* Begin SOURCE *
Dissertation Research: Predicting and monitoring drought in the humid tropics: a case study on Sri Lanka
Dr. Nelun Fernando developed a method for predicting and monitoring drought. Although it was developed for the island nation of Sri Lanka, the method is applicable to locations throughout the humid tropics where droughts occur due to insufficient rain during the monsoon rainy season. During the main rice cultivation seasons—the Maha, extending from October to March—drought can be predicted by forecasting the failure of two different rainfall regimes. Nelun's research showed that rainfall in October and November is inhibited when there are unusually strong westerly winds 1.5 km above the surface of the earth . Later in the season, from December through February, the rains that accompany the northeast monsoon will be abnormally weak when wind shear (the change of wind direction with height) is small. Nelun also found that monitoring an index of vegetation temperature derived from two satellite sensors—the Terra-MODIS Land Surface Temperature and Normalized Difference Vegetation Index products—is capable of providing near real-time monitoring of moisture stress during the Maha season.
* End SOURCE *
### WHAT TO WORK ON
1 - Do these statements agree with the Sri Lanka drought summary? Answer yes or no for each and quote the words of the summary that decide it.
(a) Unusually strong westerly winds about 1.5 km above the surface hold back October and November rainfall.
(b) The northeast monsoon rains from December through February are abnormally weak when wind shear is large.
(c) The method can be used only in Sri Lanka.
2 - Could you resume the Sri Lanka drought summary after its last sentence?
* Begin DATASET ENTRIES *
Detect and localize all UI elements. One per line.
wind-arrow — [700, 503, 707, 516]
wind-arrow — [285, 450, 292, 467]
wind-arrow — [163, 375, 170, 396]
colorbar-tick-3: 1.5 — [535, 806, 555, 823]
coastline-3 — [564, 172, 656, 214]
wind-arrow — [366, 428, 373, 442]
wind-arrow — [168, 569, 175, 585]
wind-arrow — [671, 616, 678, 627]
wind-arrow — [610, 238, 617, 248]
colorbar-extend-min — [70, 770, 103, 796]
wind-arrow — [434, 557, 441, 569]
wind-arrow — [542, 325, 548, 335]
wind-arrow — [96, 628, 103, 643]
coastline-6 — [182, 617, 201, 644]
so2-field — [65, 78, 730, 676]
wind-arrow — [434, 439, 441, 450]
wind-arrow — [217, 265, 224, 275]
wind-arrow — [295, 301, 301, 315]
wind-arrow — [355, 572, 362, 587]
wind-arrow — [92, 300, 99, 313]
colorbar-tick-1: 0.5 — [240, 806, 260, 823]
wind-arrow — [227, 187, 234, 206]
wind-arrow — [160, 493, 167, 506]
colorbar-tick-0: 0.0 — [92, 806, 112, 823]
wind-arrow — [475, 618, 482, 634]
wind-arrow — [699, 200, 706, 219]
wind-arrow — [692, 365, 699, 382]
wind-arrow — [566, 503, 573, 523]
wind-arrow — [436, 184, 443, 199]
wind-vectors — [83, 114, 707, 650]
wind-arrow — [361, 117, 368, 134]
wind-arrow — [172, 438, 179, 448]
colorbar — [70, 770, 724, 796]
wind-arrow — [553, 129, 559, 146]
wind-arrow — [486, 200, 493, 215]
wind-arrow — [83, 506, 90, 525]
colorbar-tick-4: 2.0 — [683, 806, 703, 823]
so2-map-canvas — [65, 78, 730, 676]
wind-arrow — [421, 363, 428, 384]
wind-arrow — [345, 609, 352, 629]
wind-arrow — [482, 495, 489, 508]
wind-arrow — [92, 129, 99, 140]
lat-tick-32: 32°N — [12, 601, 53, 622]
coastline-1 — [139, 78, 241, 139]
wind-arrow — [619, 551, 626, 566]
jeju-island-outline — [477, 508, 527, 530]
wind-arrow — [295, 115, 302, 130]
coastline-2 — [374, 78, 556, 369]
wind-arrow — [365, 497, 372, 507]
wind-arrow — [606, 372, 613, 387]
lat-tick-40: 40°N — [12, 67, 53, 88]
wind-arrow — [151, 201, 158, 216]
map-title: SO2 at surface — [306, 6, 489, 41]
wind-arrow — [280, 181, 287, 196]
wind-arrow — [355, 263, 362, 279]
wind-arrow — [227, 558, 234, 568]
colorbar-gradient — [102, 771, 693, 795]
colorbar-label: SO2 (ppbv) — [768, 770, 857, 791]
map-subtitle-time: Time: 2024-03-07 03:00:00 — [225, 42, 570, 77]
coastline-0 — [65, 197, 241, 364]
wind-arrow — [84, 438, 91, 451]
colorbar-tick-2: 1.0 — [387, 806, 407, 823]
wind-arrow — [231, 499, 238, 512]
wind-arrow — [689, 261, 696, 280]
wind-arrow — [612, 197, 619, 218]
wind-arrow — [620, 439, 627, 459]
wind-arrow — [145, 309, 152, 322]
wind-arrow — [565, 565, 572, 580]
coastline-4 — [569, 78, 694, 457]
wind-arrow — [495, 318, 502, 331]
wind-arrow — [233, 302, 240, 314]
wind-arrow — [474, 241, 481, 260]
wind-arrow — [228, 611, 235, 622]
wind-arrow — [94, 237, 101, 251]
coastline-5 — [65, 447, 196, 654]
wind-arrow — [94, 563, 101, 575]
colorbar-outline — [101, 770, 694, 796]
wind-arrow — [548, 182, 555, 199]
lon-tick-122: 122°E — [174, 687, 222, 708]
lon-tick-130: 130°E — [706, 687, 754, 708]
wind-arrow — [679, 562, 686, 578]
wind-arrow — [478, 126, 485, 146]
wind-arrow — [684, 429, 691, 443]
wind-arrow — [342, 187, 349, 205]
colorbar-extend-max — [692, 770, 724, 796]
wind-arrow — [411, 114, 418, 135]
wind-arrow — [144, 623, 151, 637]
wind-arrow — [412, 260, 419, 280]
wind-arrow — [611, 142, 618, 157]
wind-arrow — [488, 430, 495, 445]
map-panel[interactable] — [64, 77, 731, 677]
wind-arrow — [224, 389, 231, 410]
* End DATASET ENTRIES *
### EXERCISE RESULTS
1 -
(a) Yes: "rainfall in October and November is inhibited when there are unusually strong westerly winds 1.5 km above the surface of the earth"
(b) No: "will be abnormally weak when wind shear (the change of wind direction with height) is small"
(c) No: "the method is applicable to locations throughout the humid tropics where droughts occur due to insufficient rain during the monsoon rainy season"

2 -
Nelun is extremely grateful for the Greenberg Fellowship noting that, "It gave me the opportunity to engage full time on my dissertation research shortly after I reached candidacy and enabled me to finish the Ph.D. degree program within four years. " Nelun and the bond she has developed with Mrs. Greenberg, was featured in the Fall 2010 edition of pdf Rutgers Magazine .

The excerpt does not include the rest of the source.